We have the 28rsds and we have 4 children. Ours is an 06 model and does not have the U dinette, however I purchased 2 of the fold up bar stools from IKEA which come to the same height as the dinette seats, dh and I sit on these at the end of the table, this works very well, still plenty of room for everyone to sit at the table to eat and play games - I love the shelf on the side of the dinette and the cupboard so it's a win-win for us now (initially I was so upset when I saw the U but now realise we have the best of both worlds!). Also, dh has adapted the queen bed so now we sleep with head at the window and don't have to climb over one another - this was an easy fix and I love it!

Would also advise against the smaller OB without the side slide, with 6 people in the camper, that little extra room with the slide is wonderful (if you can safely tow the 28 - we have a 3/4 burb)!

Good luck!

Ali


----------



## hpapa4 (Apr 11, 2007)

Welcome to Outbackers


----------



## Insomniak (Jul 7, 2006)

mom2 said:


> We have 3 young 11 and under kids. We are hoping to add one more within the next year. Probably a young teen.


AHA!! That's what we've been doing wrong - you're supposed to get 'em AFTER they're potty-trained


----------



## Doxie-Doglover-Too (Jan 25, 2007)




----------



## mom2countrykids (Sep 25, 2007)

DATA:
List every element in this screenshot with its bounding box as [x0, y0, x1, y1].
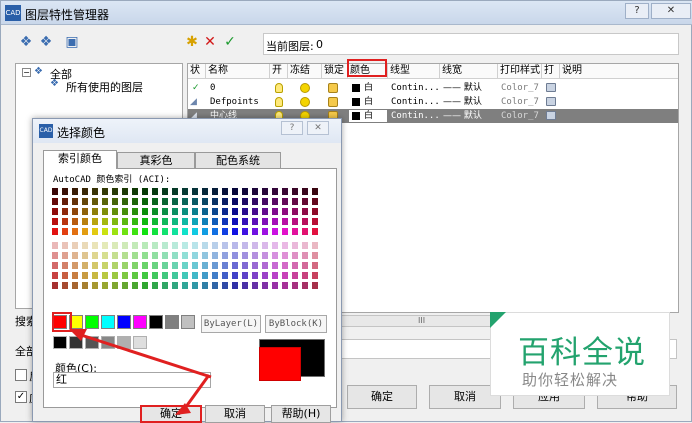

EXERCISES TO COMPLETE:
• a. Answer these from the Outback camper forum thread:
(i) Which model year is the 28rsds described in the first post?
(ii) What vehicle does that poster's family use to tow the camper?
(iii) Which user posted "Welcome to Outbackers"?
• b. Transcribe part of the Outback camper forum thread verbatim, beginning at the words "We have the 28rsds" and ending after the words "a 3/4 burb)!".
• c. Extend the Outback camper forum thread, picking up right after its last line.

TASK RESULTS:
• a.
(i) An 06 model.
(ii) A 3/4 burb.
(iii) hpapa4.

• b.
We have the 28rsds and we have 4 children. Ours is an 06 model and does not have the U dinette, however I purchased 2 of the fold up bar stools from IKEA which come to the same height as the dinette seats, dh and I sit on these at the end of the table, this works very well, still plenty of room for everyone to sit at the table to eat and play games - I love the shelf on the side of the dinette and the cupboard so it's a win-win for us now (initially I was so upset when I saw the U but now realise we have the best of both worlds!). Also, dh has adapted the queen bed so now we sleep with head at the window and don't have to climb over one another - this was an easy fix and I love it!

Would also advise against the smaller OB without the side slide, with 6 people in the camper, that little extra room with the slide is wonderful (if you can safely tow the 28 - we have a 3/4 burb)!

• c.
AHA!! That's what we've been doing wrong - you're supposed to get 'em AFTER they're potty-trained















[/quote]

Exactly! We did two the old fashion way raised them then adopted 3. Now we are open to adopting one more, dh only stipulation is they have to be walking and talking and potty trained. Of course the talking part ..... when we are looking at a teen...we may be nuts!

Nola


----------



## daniellepark (Aug 29, 2007)

we have the 26rs. it has 4 bunks


----------



## mom2countrykids (Sep 25, 2007)

Looks like it is a go!!!! Dh is talking to Holman today about which one and getting it all set up. Oh boy! A trip to OH is in our near future. Now what advice can you all give on questions we need to ask, things we need to check any and everything we will need to know! We are going with the 28rsds, fern color.

Nola


----------



## tdvffjohn (Mar 10, 2005)

http://www.geocities.com/ndjollymon/OutbackersFAQ.html?20071

Here s a good place to start.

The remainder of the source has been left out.